━━━━━ Given passage ━━━━━

The alleged incapacitated persons (AIPs) were represented by their longtime estate planning counsel in the April 2022 resignation of Michael E. as trustee for certain of their grandchildren’s trusts and ratification of the designation of two of their children, Susan E. and Ronald E., as successor trustees that resulted in the decanting of numerous trusts in December 2022. However, that attorney and the attorneys representing the cross-petitioners and respondent in this matter worked so closely together that the line between them was blurred. The court evaluator’s investigation revealed that confidential estate planning information was shared with cross-petitioners’ counsel and that GF drafted Designations and Resignations of Trustees signed by the AIPs. On May 30, 2023, after a scrivener’s error was detected in the papers months after the AIPs signed, a GF attorney endeavored to meet with the AIPs at their home, alone, to deliver corrected resignation documents and possibly have them re-executed. Although the meeting did not take place, as upon arrival to the AIPs’ home the GF attorney was informed that the AIPs were not available, the fact that a GF attorney planned to meet with the AIPs without their counsel present favors disqualification. Significantly, the guardianship proceedings were commenced approximately one day later.

━━━━━ Information given ━━━━━

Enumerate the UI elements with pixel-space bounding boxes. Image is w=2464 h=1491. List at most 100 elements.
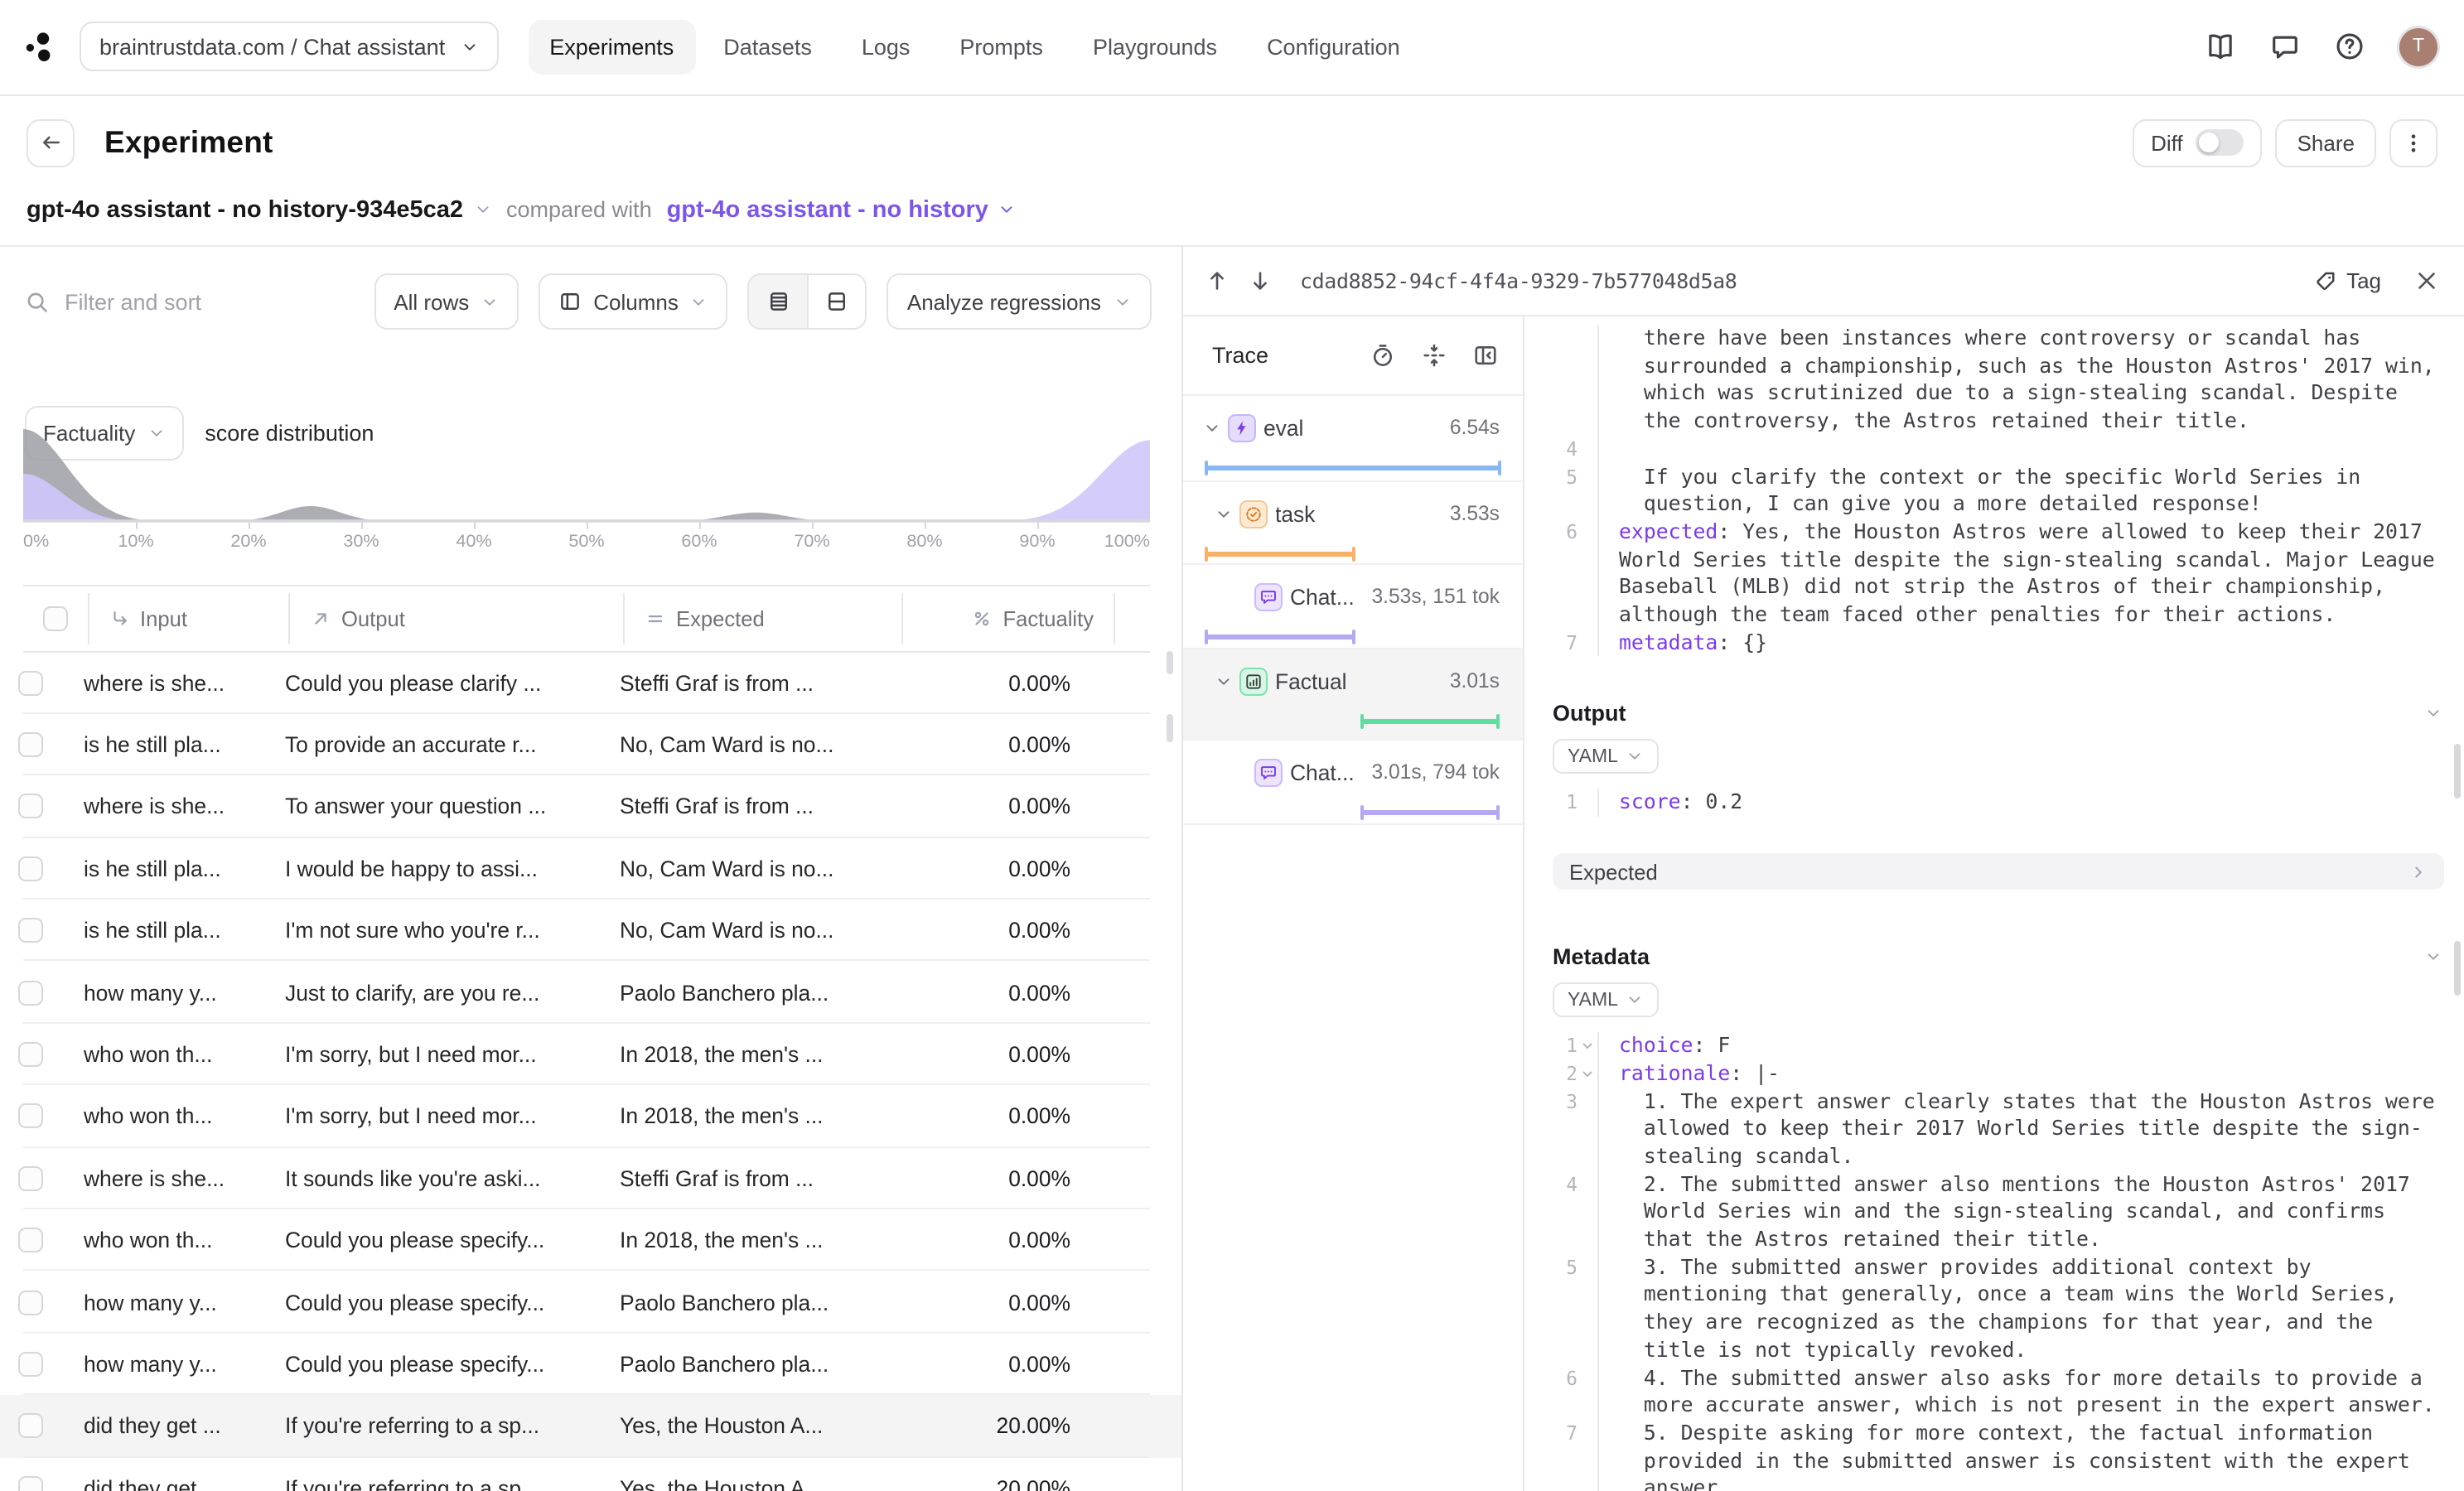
table-row[interactable]: who won th...I'm sorry, but I need mor..…	[0, 1085, 1181, 1147]
trace-span-task[interactable]: task3.53s	[1182, 482, 1523, 565]
cell-output: Just to clarify, are you re...	[265, 980, 600, 1005]
select-all-checkbox[interactable]	[43, 606, 68, 630]
gutter-spacer	[1577, 325, 1597, 352]
span-label: eval	[1263, 415, 1303, 440]
cell-input: how many y...	[64, 1352, 265, 1377]
analyze-regressions-dropdown[interactable]: Analyze regressions	[887, 273, 1151, 330]
row-checkbox[interactable]	[18, 1104, 43, 1129]
cell-output: To answer your question ...	[265, 794, 600, 819]
cell-factuality: 0.00%	[877, 1290, 1090, 1315]
filter-input[interactable]: Filter and sort	[25, 289, 354, 314]
prev-row-button[interactable]	[1196, 259, 1239, 302]
collapse-icon[interactable]	[1422, 343, 1447, 368]
timer-icon[interactable]	[1370, 343, 1395, 368]
span-duration: 3.01s	[1443, 669, 1500, 692]
columns-dropdown[interactable]: Columns	[539, 273, 728, 330]
column-header-factuality[interactable]: Factuality	[902, 592, 1115, 644]
tab-configuration[interactable]: Configuration	[1245, 20, 1422, 75]
tab-datasets[interactable]: Datasets	[702, 20, 833, 75]
back-button[interactable]	[27, 118, 75, 166]
table-row[interactable]: how many y...Just to clarify, are you re…	[0, 962, 1181, 1024]
scrollbar-thumb[interactable]	[2454, 941, 2461, 996]
table-row[interactable]: is he still pla...I'm not sure who you'r…	[0, 900, 1181, 962]
span-timeline-bar	[1204, 552, 1355, 557]
row-checkbox[interactable]	[18, 1290, 43, 1315]
table-row[interactable]: how many y...Could you please specify...…	[0, 1334, 1181, 1396]
row-checkbox[interactable]	[18, 1414, 43, 1439]
tab-playgrounds[interactable]: Playgrounds	[1071, 20, 1239, 75]
table-row[interactable]: where is she...Could you please clarify …	[0, 652, 1181, 714]
code-line: allowed to keep their 2017 World Series …	[1538, 1116, 2464, 1143]
column-header-output[interactable]: Output	[290, 592, 625, 644]
tag-button[interactable]: Tag	[2315, 268, 2381, 293]
row-checkbox[interactable]	[18, 980, 43, 1005]
table-row[interactable]: where is she...To answer your question .…	[0, 776, 1181, 838]
share-button[interactable]: Share	[2276, 118, 2376, 166]
row-checkbox[interactable]	[18, 1352, 43, 1377]
scrollbar-thumb[interactable]	[2454, 744, 2461, 799]
panel-right-icon[interactable]	[1473, 343, 1498, 368]
split-rows-view-button[interactable]	[808, 275, 866, 328]
expected-collapsed-section[interactable]: Expected	[1553, 853, 2444, 890]
row-checkbox[interactable]	[18, 1476, 43, 1491]
chevron-down-icon[interactable]	[2424, 947, 2442, 965]
table-row[interactable]: how many y...Could you please specify...…	[0, 1271, 1181, 1334]
row-checkbox[interactable]	[18, 670, 43, 695]
scrollbar-thumb[interactable]	[1166, 651, 1172, 674]
table-row[interactable]: who won th...I'm sorry, but I need mor..…	[0, 1024, 1181, 1086]
experiment-name-dropdown[interactable]: gpt-4o assistant - no history-934e5ca2	[27, 196, 491, 223]
tab-experiments[interactable]: Experiments	[528, 20, 695, 75]
help-icon[interactable]	[2335, 32, 2365, 62]
fold-chevron-icon[interactable]	[1577, 1032, 1597, 1059]
table-row[interactable]: is he still pla...I would be happy to as…	[0, 837, 1181, 900]
row-checkbox[interactable]	[18, 732, 43, 757]
project-selector[interactable]: braintrustdata.com / Chat assistant	[80, 22, 498, 72]
chevron-down-icon[interactable]	[2424, 704, 2442, 722]
trace-span-chat[interactable]: Chat...3.53s, 151 tok	[1182, 565, 1523, 649]
code-line: 6 4. The submitted answer also asks for …	[1538, 1364, 2464, 1392]
chevron-down-icon[interactable]	[1214, 504, 1232, 523]
row-checkbox[interactable]	[18, 1228, 43, 1252]
table-row[interactable]: did they get ...If you're referring to a…	[0, 1395, 1181, 1457]
trace-span-factual[interactable]: Factual3.01s	[1182, 649, 1523, 741]
next-row-button[interactable]	[1239, 259, 1282, 302]
rows-filter-dropdown[interactable]: All rows	[374, 273, 519, 330]
gutter-spacer	[1577, 352, 1597, 379]
trace-span-chat[interactable]: Chat...3.01s, 794 tok	[1182, 741, 1523, 825]
column-header-input[interactable]: Input	[89, 592, 290, 644]
row-checkbox[interactable]	[18, 856, 43, 881]
cell-factuality: 0.00%	[877, 1042, 1090, 1067]
comparison-experiment-dropdown[interactable]: gpt-4o assistant - no history	[667, 196, 1017, 223]
tab-prompts[interactable]: Prompts	[938, 20, 1065, 75]
row-checkbox[interactable]	[18, 919, 43, 943]
trace-span-eval[interactable]: eval6.54s	[1182, 396, 1523, 482]
dense-rows-view-button[interactable]	[750, 275, 808, 328]
docs-book-icon[interactable]	[2206, 32, 2235, 62]
scrollbar-thumb[interactable]	[1166, 714, 1172, 742]
column-header-expected[interactable]: Expected	[625, 592, 902, 644]
line-number: 4	[1538, 436, 1577, 463]
cell-output: I'm sorry, but I need mor...	[265, 1042, 600, 1067]
cell-factuality: 0.00%	[877, 1228, 1090, 1252]
avatar[interactable]: T	[2399, 28, 2437, 66]
metadata-format-dropdown[interactable]: YAML	[1553, 982, 1660, 1017]
table-row[interactable]: where is she...It sounds like you're ask…	[0, 1147, 1181, 1209]
arrow-left-icon	[39, 131, 62, 154]
diff-toggle[interactable]: Diff	[2133, 118, 2263, 166]
cell-output: I'm sorry, but I need mor...	[265, 1104, 600, 1129]
output-format-dropdown[interactable]: YAML	[1553, 740, 1660, 774]
fold-chevron-icon[interactable]	[1577, 1060, 1597, 1088]
feedback-bubble-icon[interactable]	[2270, 32, 2300, 62]
tab-logs[interactable]: Logs	[840, 20, 932, 75]
table-row[interactable]: who won th...Could you please specify...…	[0, 1209, 1181, 1271]
table-row[interactable]: is he still pla...To provide an accurate…	[0, 714, 1181, 776]
row-checkbox[interactable]	[18, 794, 43, 819]
row-checkbox[interactable]	[18, 1042, 43, 1067]
row-checkbox[interactable]	[18, 1166, 43, 1191]
chevron-down-icon[interactable]	[1214, 672, 1232, 690]
close-icon[interactable]	[2414, 268, 2439, 293]
more-menu-button[interactable]	[2389, 118, 2437, 166]
chevron-down-icon	[1626, 991, 1645, 1009]
table-row[interactable]: did they get ...If you're referring to a…	[0, 1457, 1181, 1491]
chevron-down-icon[interactable]	[1202, 418, 1220, 437]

━━━━━

## Request
Using the guardianship excerpt, decide whether each statement agrees with it, answering yes or no and quoting the deciding words. (a) A GF attorney met with the AIPs at their home on May 30, 2023. (b) The guardianship proceedings began about one day after the attempted meeting. (c) GF drafted the Designations and Resignations of Trustees that the AIPs signed.

## Solution to the exercise
(a) No: "the meeting did not take place"
(b) Yes: "the guardianship proceedings were commenced approximately one day later"
(c) Yes: "GF drafted Designations and Resignations of Trustees signed by the AIPs"